----- DATA ENTRIES -----

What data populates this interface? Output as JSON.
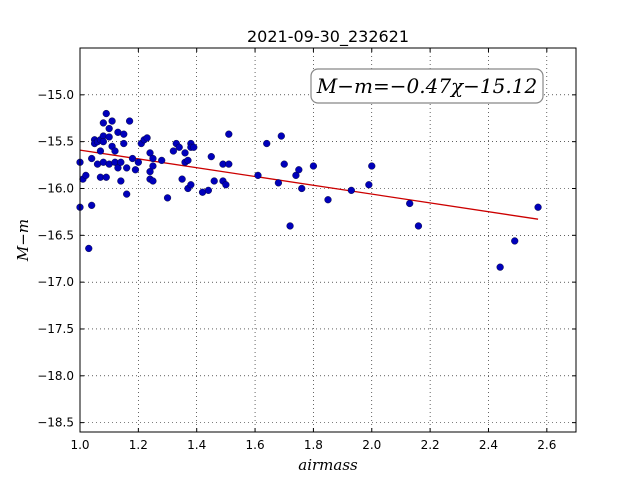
{
  "chart_data": {
    "type": "scatter",
    "title": "2021-09-30_232621",
    "xlabel": "airmass",
    "ylabel": "M−m",
    "xlim": [
      1.0,
      2.7
    ],
    "ylim": [
      -18.6,
      -14.5
    ],
    "y_inverted": true,
    "grid": true,
    "xticks": [
      1.0,
      1.2,
      1.4,
      1.6,
      1.8,
      2.0,
      2.2,
      2.4,
      2.6
    ],
    "xtick_labels": [
      "1.0",
      "1.2",
      "1.4",
      "1.6",
      "1.8",
      "2.0",
      "2.2",
      "2.4",
      "2.6"
    ],
    "yticks": [
      -15.0,
      -15.5,
      -16.0,
      -16.5,
      -17.0,
      -17.5,
      -18.0,
      -18.5
    ],
    "ytick_labels": [
      "−15.0",
      "−15.5",
      "−16.0",
      "−16.5",
      "−17.0",
      "−17.5",
      "−18.0",
      "−18.5"
    ],
    "annotation": "M−m=−0.47χ−15.12",
    "fit": {
      "slope": -0.47,
      "intercept": -15.12,
      "x_range": [
        1.0,
        2.57
      ],
      "color": "#cc0000"
    },
    "point_color": "#0000bb",
    "points": [
      [
        1.0,
        -15.72
      ],
      [
        1.01,
        -15.9
      ],
      [
        1.0,
        -16.2
      ],
      [
        1.02,
        -15.86
      ],
      [
        1.03,
        -16.64
      ],
      [
        1.04,
        -16.18
      ],
      [
        1.04,
        -15.68
      ],
      [
        1.05,
        -15.48
      ],
      [
        1.05,
        -15.52
      ],
      [
        1.06,
        -15.5
      ],
      [
        1.06,
        -15.74
      ],
      [
        1.07,
        -15.6
      ],
      [
        1.07,
        -15.88
      ],
      [
        1.07,
        -15.48
      ],
      [
        1.08,
        -15.3
      ],
      [
        1.08,
        -15.44
      ],
      [
        1.08,
        -15.5
      ],
      [
        1.08,
        -15.72
      ],
      [
        1.09,
        -15.2
      ],
      [
        1.09,
        -15.88
      ],
      [
        1.1,
        -15.45
      ],
      [
        1.1,
        -15.36
      ],
      [
        1.1,
        -15.74
      ],
      [
        1.11,
        -15.28
      ],
      [
        1.11,
        -15.55
      ],
      [
        1.12,
        -15.6
      ],
      [
        1.12,
        -15.72
      ],
      [
        1.13,
        -15.4
      ],
      [
        1.13,
        -15.78
      ],
      [
        1.14,
        -15.92
      ],
      [
        1.14,
        -15.72
      ],
      [
        1.15,
        -15.52
      ],
      [
        1.15,
        -15.42
      ],
      [
        1.16,
        -15.78
      ],
      [
        1.16,
        -16.06
      ],
      [
        1.17,
        -15.28
      ],
      [
        1.18,
        -15.68
      ],
      [
        1.19,
        -15.8
      ],
      [
        1.2,
        -15.72
      ],
      [
        1.21,
        -15.52
      ],
      [
        1.22,
        -15.48
      ],
      [
        1.23,
        -15.46
      ],
      [
        1.24,
        -15.62
      ],
      [
        1.24,
        -15.82
      ],
      [
        1.24,
        -15.9
      ],
      [
        1.25,
        -15.92
      ],
      [
        1.25,
        -15.76
      ],
      [
        1.25,
        -15.68
      ],
      [
        1.28,
        -15.7
      ],
      [
        1.3,
        -16.1
      ],
      [
        1.32,
        -15.6
      ],
      [
        1.33,
        -15.52
      ],
      [
        1.34,
        -15.56
      ],
      [
        1.35,
        -15.9
      ],
      [
        1.36,
        -15.62
      ],
      [
        1.36,
        -15.72
      ],
      [
        1.37,
        -15.7
      ],
      [
        1.37,
        -16.0
      ],
      [
        1.38,
        -15.52
      ],
      [
        1.38,
        -15.56
      ],
      [
        1.38,
        -15.96
      ],
      [
        1.39,
        -15.56
      ],
      [
        1.42,
        -16.04
      ],
      [
        1.44,
        -16.02
      ],
      [
        1.45,
        -15.66
      ],
      [
        1.46,
        -15.92
      ],
      [
        1.49,
        -15.74
      ],
      [
        1.49,
        -15.92
      ],
      [
        1.5,
        -15.96
      ],
      [
        1.51,
        -15.42
      ],
      [
        1.51,
        -15.74
      ],
      [
        1.61,
        -15.86
      ],
      [
        1.64,
        -15.52
      ],
      [
        1.68,
        -15.94
      ],
      [
        1.69,
        -15.44
      ],
      [
        1.7,
        -15.74
      ],
      [
        1.72,
        -16.4
      ],
      [
        1.74,
        -15.86
      ],
      [
        1.75,
        -15.8
      ],
      [
        1.76,
        -16.0
      ],
      [
        1.8,
        -15.76
      ],
      [
        1.85,
        -16.12
      ],
      [
        1.93,
        -16.02
      ],
      [
        1.99,
        -15.96
      ],
      [
        2.0,
        -15.76
      ],
      [
        2.13,
        -16.16
      ],
      [
        2.16,
        -16.4
      ],
      [
        2.44,
        -16.84
      ],
      [
        2.49,
        -16.56
      ],
      [
        2.57,
        -16.2
      ]
    ]
  }
}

-----

▸ PROBLEM TO SOLVE: Give the data again exactly as written, with all pictures left out.

▸ COMPLETED EXERCISE:
What data populates this interface? Output as JSON.
{
  "chart_data": {
    "type": "scatter",
    "title": "2021-09-30_232621",
    "xlabel": "airmass",
    "ylabel": "M−m",
    "xlim": [
      1.0,
      2.7
    ],
    "ylim": [
      -18.6,
      -14.5
    ],
    "y_inverted": true,
    "grid": true,
    "xticks": [
      1.0,
      1.2,
      1.4,
      1.6,
      1.8,
      2.0,
      2.2,
      2.4,
      2.6
    ],
    "xtick_labels": [
      "1.0",
      "1.2",
      "1.4",
      "1.6",
      "1.8",
      "2.0",
      "2.2",
      "2.4",
      "2.6"
    ],
    "yticks": [
      -15.0,
      -15.5,
      -16.0,
      -16.5,
      -17.0,
      -17.5,
      -18.0,
      -18.5
    ],
    "ytick_labels": [
      "−15.0",
      "−15.5",
      "−16.0",
      "−16.5",
      "−17.0",
      "−17.5",
      "−18.0",
      "−18.5"
    ],
    "annotation": "M−m=−0.47χ−15.12",
    "fit": {
      "slope": -0.47,
      "intercept": -15.12,
      "x_range": [
        1.0,
        2.57
      ],
      "color": "#cc0000"
    },
    "point_color": "#0000bb",
    "points": [
      [
        1.0,
        -15.72
      ],
      [
        1.01,
        -15.9
      ],
      [
        1.0,
        -16.2
      ],
      [
        1.02,
        -15.86
      ],
      [
        1.03,
        -16.64
      ],
      [
        1.04,
        -16.18
      ],
      [
        1.04,
        -15.68
      ],
      [
        1.05,
        -15.48
      ],
      [
        1.05,
        -15.52
      ],
      [
        1.06,
        -15.5
      ],
      [
        1.06,
        -15.74
      ],
      [
        1.07,
        -15.6
      ],
      [
        1.07,
        -15.88
      ],
      [
        1.07,
        -15.48
      ],
      [
        1.08,
        -15.3
      ],
      [
        1.08,
        -15.44
      ],
      [
        1.08,
        -15.5
      ],
      [
        1.08,
        -15.72
      ],
      [
        1.09,
        -15.2
      ],
      [
        1.09,
        -15.88
      ],
      [
        1.1,
        -15.45
      ],
      [
        1.1,
        -15.36
      ],
      [
        1.1,
        -15.74
      ],
      [
        1.11,
        -15.28
      ],
      [
        1.11,
        -15.55
      ],
      [
        1.12,
        -15.6
      ],
      [
        1.12,
        -15.72
      ],
      [
        1.13,
        -15.4
      ],
      [
        1.13,
        -15.78
      ],
      [
        1.14,
        -15.92
      ],
      [
        1.14,
        -15.72
      ],
      [
        1.15,
        -15.52
      ],
      [
        1.15,
        -15.42
      ],
      [
        1.16,
        -15.78
      ],
      [
        1.16,
        -16.06
      ],
      [
        1.17,
        -15.28
      ],
      [
        1.18,
        -15.68
      ],
      [
        1.19,
        -15.8
      ],
      [
        1.2,
        -15.72
      ],
      [
        1.21,
        -15.52
      ],
      [
        1.22,
        -15.48
      ],
      [
        1.23,
        -15.46
      ],
      [
        1.24,
        -15.62
      ],
      [
        1.24,
        -15.82
      ],
      [
        1.24,
        -15.9
      ],
      [
        1.25,
        -15.92
      ],
      [
        1.25,
        -15.76
      ],
      [
        1.25,
        -15.68
      ],
      [
        1.28,
        -15.7
      ],
      [
        1.3,
        -16.1
      ],
      [
        1.32,
        -15.6
      ],
      [
        1.33,
        -15.52
      ],
      [
        1.34,
        -15.56
      ],
      [
        1.35,
        -15.9
      ],
      [
        1.36,
        -15.62
      ],
      [
        1.36,
        -15.72
      ],
      [
        1.37,
        -15.7
      ],
      [
        1.37,
        -16.0
      ],
      [
        1.38,
        -15.52
      ],
      [
        1.38,
        -15.56
      ],
      [
        1.38,
        -15.96
      ],
      [
        1.39,
        -15.56
      ],
      [
        1.42,
        -16.04
      ],
      [
        1.44,
        -16.02
      ],
      [
        1.45,
        -15.66
      ],
      [
        1.46,
        -15.92
      ],
      [
        1.49,
        -15.74
      ],
      [
        1.49,
        -15.92
      ],
      [
        1.5,
        -15.96
      ],
      [
        1.51,
        -15.42
      ],
      [
        1.51,
        -15.74
      ],
      [
        1.61,
        -15.86
      ],
      [
        1.64,
        -15.52
      ],
      [
        1.68,
        -15.94
      ],
      [
        1.69,
        -15.44
      ],
      [
        1.7,
        -15.74
      ],
      [
        1.72,
        -16.4
      ],
      [
        1.74,
        -15.86
      ],
      [
        1.75,
        -15.8
      ],
      [
        1.76,
        -16.0
      ],
      [
        1.8,
        -15.76
      ],
      [
        1.85,
        -16.12
      ],
      [
        1.93,
        -16.02
      ],
      [
        1.99,
        -15.96
      ],
      [
        2.0,
        -15.76
      ],
      [
        2.13,
        -16.16
      ],
      [
        2.16,
        -16.4
      ],
      [
        2.44,
        -16.84
      ],
      [
        2.49,
        -16.56
      ],
      [
        2.57,
        -16.2
      ]
    ]
  }
}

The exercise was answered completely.